• Given request:
Take the records underneath and set them down exactly.
--- Records shown ---
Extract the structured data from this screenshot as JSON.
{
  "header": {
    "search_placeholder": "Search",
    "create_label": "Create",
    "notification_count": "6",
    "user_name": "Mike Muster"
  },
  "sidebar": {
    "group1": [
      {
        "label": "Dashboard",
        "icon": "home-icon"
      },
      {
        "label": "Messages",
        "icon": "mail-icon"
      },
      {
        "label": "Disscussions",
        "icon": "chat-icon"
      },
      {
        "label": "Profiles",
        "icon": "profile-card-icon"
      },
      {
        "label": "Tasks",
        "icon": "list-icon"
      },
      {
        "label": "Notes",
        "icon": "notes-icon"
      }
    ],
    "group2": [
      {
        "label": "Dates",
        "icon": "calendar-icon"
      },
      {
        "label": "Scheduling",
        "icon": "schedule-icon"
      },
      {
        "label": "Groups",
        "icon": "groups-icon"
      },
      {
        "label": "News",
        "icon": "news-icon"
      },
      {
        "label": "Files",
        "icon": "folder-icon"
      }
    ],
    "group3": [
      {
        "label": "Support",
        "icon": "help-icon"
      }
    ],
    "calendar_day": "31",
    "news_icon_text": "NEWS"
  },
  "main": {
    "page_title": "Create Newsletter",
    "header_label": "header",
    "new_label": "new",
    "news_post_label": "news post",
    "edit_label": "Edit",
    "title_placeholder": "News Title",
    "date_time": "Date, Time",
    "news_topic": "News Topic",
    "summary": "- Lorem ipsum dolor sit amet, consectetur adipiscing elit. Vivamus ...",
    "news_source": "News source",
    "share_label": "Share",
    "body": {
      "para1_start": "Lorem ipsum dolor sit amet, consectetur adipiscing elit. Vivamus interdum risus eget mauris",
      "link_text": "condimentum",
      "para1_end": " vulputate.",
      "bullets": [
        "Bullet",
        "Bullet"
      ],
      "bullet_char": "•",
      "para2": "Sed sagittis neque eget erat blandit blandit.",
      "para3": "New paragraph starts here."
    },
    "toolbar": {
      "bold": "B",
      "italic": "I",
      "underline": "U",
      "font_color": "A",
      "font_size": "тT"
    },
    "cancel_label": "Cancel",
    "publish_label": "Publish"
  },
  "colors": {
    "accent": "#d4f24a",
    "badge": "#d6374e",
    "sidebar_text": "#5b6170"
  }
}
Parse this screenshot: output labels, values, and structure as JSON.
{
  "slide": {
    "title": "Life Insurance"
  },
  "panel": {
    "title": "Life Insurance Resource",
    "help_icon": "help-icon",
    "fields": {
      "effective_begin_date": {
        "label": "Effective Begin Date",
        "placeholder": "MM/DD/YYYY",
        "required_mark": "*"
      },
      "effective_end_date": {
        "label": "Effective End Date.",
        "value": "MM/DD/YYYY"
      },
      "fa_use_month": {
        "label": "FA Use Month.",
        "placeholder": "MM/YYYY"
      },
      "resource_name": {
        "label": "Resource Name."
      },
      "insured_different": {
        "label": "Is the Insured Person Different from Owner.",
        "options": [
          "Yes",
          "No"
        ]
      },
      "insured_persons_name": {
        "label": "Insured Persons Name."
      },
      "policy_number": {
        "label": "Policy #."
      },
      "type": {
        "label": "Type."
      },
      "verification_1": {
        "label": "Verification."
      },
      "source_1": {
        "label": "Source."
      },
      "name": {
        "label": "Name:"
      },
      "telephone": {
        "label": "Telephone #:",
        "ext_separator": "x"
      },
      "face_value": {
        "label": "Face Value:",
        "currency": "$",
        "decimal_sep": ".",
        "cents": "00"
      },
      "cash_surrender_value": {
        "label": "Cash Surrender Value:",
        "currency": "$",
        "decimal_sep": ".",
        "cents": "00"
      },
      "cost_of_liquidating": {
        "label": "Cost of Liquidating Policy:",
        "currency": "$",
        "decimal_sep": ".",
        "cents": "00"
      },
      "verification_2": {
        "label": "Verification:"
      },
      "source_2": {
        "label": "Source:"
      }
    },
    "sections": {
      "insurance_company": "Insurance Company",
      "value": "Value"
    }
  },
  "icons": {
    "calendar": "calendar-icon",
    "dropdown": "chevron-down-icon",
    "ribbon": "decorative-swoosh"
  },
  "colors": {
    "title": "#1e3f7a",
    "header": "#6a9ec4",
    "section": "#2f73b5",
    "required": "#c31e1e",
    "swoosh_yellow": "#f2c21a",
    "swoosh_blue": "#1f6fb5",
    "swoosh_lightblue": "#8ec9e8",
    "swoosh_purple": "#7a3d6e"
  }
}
---
• Reply:
Extract the structured data from this screenshot as JSON.
{
  "header": {
    "search_placeholder": "Search",
    "create_label": "Create",
    "notification_count": "6",
    "user_name": "Mike Muster"
  },
  "sidebar": {
    "group1": [
      {
        "label": "Dashboard",
        "icon": "home-icon"
      },
      {
        "label": "Messages",
        "icon": "mail-icon"
      },
      {
        "label": "Disscussions",
        "icon": "chat-icon"
      },
      {
        "label": "Profiles",
        "icon": "profile-card-icon"
      },
      {
        "label": "Tasks",
        "icon": "list-icon"
      },
      {
        "label": "Notes",
        "icon": "notes-icon"
      }
    ],
    "group2": [
      {
        "label": "Dates",
        "icon": "calendar-icon"
      },
      {
        "label": "Scheduling",
        "icon": "schedule-icon"
      },
      {
        "label": "Groups",
        "icon": "groups-icon"
      },
      {
        "label": "News",
        "icon": "news-icon"
      },
      {
        "label": "Files",
        "icon": "folder-icon"
      }
    ],
    "group3": [
      {
        "label": "Support",
        "icon": "help-icon"
      }
    ],
    "calendar_day": "31",
    "news_icon_text": "NEWS"
  },
  "main": {
    "page_title": "Create Newsletter",
    "header_label": "header",
    "new_label": "new",
    "news_post_label": "news post",
    "edit_label": "Edit",
    "title_placeholder": "News Title",
    "date_time": "Date, Time",
    "news_topic": "News Topic",
    "summary": "- Lorem ipsum dolor sit amet, consectetur adipiscing elit. Vivamus ...",
    "news_source": "News source",
    "share_label": "Share",
    "body": {
      "para1_start": "Lorem ipsum dolor sit amet, consectetur adipiscing elit. Vivamus interdum risus eget mauris",
      "link_text": "condimentum",
      "para1_end": " vulputate.",
      "bullets": [
        "Bullet",
        "Bullet"
      ],
      "bullet_char": "•",
      "para2": "Sed sagittis neque eget erat blandit blandit.",
      "para3": "New paragraph starts here."
    },
    "toolbar": {
      "bold": "B",
      "italic": "I",
      "underline": "U",
      "font_color": "A",
      "font_size": "тT"
    },
    "cancel_label": "Cancel",
    "publish_label": "Publish"
  },
  "colors": {
    "accent": "#d4f24a",
    "badge": "#d6374e",
    "sidebar_text": "#5b6170"
  }
}
Parse this screenshot: output labels, values, and structure as JSON.
{
  "slide": {
    "title": "Life Insurance"
  },
  "panel": {
    "title": "Life Insurance Resource",
    "help_icon": "help-icon",
    "fields": {
      "effective_begin_date": {
        "label": "Effective Begin Date",
        "placeholder": "MM/DD/YYYY",
        "required_mark": "*"
      },
      "effective_end_date": {
        "label": "Effective End Date.",
        "value": "MM/DD/YYYY"
      },
      "fa_use_month": {
        "label": "FA Use Month.",
        "placeholder": "MM/YYYY"
      },
      "resource_name": {
        "label": "Resource Name."
      },
      "insured_different": {
        "label": "Is the Insured Person Different from Owner.",
        "options": [
          "Yes",
          "No"
        ]
      },
      "insured_persons_name": {
        "label": "Insured Persons Name."
      },
      "policy_number": {
        "label": "Policy #."
      },
      "type": {
        "label": "Type."
      },
      "verification_1": {
        "label": "Verification."
      },
      "source_1": {
        "label": "Source."
      },
      "name": {
        "label": "Name:"
      },
      "telephone": {
        "label": "Telephone #:",
        "ext_separator": "x"
      },
      "face_value": {
        "label": "Face Value:",
        "currency": "$",
        "decimal_sep": ".",
        "cents": "00"
      },
      "cash_surrender_value": {
        "label": "Cash Surrender Value:",
        "currency": "$",
        "decimal_sep": ".",
        "cents": "00"
      },
      "cost_of_liquidating": {
        "label": "Cost of Liquidating Policy:",
        "currency": "$",
        "decimal_sep": ".",
        "cents": "00"
      },
      "verification_2": {
        "label": "Verification:"
      },
      "source_2": {
        "label": "Source:"
      }
    },
    "sections": {
      "insurance_company": "Insurance Company",
      "value": "Value"
    }
  },
  "icons": {
    "calendar": "calendar-icon",
    "dropdown": "chevron-down-icon",
    "ribbon": "decorative-swoosh"
  },
  "colors": {
    "title": "#1e3f7a",
    "header": "#6a9ec4",
    "section": "#2f73b5",
    "required": "#c31e1e",
    "swoosh_yellow": "#f2c21a",
    "swoosh_blue": "#1f6fb5",
    "swoosh_lightblue": "#8ec9e8",
    "swoosh_purple": "#7a3d6e"
  }
}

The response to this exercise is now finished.